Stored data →
# # # # # # #
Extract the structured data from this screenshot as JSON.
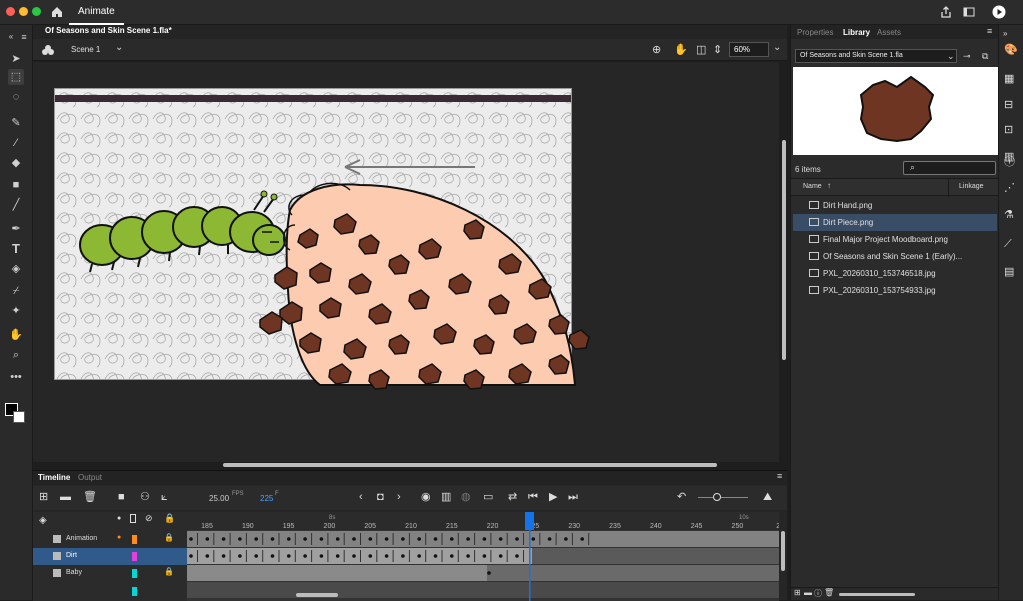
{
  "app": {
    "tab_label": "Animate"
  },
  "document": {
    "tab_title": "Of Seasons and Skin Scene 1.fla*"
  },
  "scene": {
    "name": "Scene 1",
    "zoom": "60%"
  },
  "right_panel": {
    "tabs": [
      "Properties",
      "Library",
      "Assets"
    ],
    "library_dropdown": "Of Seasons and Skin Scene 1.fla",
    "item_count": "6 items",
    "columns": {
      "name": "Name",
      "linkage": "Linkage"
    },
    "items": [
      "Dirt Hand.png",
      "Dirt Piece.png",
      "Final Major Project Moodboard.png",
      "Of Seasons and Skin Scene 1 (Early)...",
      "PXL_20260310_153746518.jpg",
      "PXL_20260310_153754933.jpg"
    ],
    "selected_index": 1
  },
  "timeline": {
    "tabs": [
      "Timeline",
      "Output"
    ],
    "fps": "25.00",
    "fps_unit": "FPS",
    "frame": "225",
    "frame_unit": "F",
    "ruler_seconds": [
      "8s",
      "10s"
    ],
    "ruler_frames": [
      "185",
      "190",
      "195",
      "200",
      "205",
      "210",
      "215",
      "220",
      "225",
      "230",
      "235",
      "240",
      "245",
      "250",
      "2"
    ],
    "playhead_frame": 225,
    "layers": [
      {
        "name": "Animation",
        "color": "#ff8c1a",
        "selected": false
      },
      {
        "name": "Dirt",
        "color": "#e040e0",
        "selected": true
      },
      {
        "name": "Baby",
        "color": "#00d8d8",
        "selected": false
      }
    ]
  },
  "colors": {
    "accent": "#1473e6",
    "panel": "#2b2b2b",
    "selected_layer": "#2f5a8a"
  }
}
# # # # # # #
INSTRUCTIONS FOR THE TASK →
Return the lines of the records that include the string "Skin".

OUTPUT OF THE TASK →
    "tab_title": "Of Seasons and Skin Scene 1.fla*"
    "library_dropdown": "Of Seasons and Skin Scene 1.fla",
      "Of Seasons and Skin Scene 1 (Early)...",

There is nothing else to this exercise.